• **EXERCISE OBJECTIVE**
Copy out the data below word for word, from its first line through the line containing "legend-item-shaper-zv: ZV (55.4", with both of those lines included.
....
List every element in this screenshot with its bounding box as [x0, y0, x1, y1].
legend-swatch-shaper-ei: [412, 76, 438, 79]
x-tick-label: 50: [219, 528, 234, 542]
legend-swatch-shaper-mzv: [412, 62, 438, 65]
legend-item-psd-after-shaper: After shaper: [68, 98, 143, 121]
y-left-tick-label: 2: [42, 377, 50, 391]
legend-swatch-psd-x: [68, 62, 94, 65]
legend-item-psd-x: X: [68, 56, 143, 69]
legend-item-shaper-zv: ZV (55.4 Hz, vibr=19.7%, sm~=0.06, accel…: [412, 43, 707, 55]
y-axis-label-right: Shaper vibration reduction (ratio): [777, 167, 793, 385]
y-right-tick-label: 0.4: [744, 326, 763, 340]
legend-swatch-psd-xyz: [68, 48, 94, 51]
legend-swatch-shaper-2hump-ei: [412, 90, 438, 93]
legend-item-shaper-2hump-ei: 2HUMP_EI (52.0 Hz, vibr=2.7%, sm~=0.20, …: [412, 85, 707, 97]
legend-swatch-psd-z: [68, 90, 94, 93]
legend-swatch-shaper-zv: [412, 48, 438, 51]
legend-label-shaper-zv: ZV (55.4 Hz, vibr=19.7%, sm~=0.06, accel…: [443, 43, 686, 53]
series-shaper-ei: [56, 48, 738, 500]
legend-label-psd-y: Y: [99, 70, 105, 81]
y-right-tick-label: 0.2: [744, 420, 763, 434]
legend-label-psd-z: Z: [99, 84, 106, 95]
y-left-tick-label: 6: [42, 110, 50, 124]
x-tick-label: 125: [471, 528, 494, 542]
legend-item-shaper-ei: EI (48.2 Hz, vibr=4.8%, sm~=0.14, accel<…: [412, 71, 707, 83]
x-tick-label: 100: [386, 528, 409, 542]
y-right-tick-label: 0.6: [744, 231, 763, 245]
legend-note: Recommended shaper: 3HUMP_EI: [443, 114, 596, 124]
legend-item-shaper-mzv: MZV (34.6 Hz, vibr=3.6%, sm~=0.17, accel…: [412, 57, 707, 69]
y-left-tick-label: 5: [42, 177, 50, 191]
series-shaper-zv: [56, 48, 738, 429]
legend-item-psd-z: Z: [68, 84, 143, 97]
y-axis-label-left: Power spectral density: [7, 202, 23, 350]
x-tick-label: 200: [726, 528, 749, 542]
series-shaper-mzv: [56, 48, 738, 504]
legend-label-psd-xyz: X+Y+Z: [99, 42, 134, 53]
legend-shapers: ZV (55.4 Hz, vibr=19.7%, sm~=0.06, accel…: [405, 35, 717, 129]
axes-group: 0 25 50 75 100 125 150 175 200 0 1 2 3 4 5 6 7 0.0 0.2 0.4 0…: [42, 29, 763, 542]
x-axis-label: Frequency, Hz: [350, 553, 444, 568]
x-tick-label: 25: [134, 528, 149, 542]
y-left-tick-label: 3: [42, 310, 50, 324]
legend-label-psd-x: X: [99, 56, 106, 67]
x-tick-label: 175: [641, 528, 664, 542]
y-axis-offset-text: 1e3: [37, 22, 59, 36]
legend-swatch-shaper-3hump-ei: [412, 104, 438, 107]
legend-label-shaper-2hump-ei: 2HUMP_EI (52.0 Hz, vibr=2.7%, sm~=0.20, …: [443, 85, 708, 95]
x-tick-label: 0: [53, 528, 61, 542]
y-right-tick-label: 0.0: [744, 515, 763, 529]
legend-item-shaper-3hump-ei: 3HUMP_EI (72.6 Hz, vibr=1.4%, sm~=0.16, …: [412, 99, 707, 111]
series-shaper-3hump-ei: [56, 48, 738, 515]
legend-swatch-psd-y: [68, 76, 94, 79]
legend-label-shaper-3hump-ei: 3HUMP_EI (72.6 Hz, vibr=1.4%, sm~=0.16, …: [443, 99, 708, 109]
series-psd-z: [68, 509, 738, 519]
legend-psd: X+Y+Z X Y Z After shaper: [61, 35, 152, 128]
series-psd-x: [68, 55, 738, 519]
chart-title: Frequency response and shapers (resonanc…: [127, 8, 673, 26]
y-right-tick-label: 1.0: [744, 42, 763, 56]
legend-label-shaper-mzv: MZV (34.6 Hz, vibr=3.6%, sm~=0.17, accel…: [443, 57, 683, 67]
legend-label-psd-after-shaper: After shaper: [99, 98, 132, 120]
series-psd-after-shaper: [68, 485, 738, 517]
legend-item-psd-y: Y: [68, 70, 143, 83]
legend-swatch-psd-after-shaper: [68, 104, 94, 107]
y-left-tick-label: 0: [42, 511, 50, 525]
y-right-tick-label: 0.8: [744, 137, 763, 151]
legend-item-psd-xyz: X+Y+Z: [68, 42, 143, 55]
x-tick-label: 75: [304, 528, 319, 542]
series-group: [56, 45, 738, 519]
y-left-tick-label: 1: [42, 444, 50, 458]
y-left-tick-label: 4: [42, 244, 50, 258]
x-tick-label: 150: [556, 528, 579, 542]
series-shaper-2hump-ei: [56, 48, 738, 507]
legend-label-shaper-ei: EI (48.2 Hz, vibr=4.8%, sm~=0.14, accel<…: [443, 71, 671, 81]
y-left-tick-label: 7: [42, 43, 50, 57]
....
• **ANSWER TO THIS TASK**
List every element in this screenshot with its bounding box as [x0, y0, x1, y1].
legend-swatch-shaper-ei: [412, 76, 438, 79]
x-tick-label: 50: [219, 528, 234, 542]
legend-swatch-shaper-mzv: [412, 62, 438, 65]
legend-item-psd-after-shaper: After shaper: [68, 98, 143, 121]
y-left-tick-label: 2: [42, 377, 50, 391]
legend-swatch-psd-x: [68, 62, 94, 65]
legend-item-psd-x: X: [68, 56, 143, 69]
legend-item-shaper-zv: ZV (55.4 Hz, vibr=19.7%, sm~=0.06, accel…: [412, 43, 707, 55]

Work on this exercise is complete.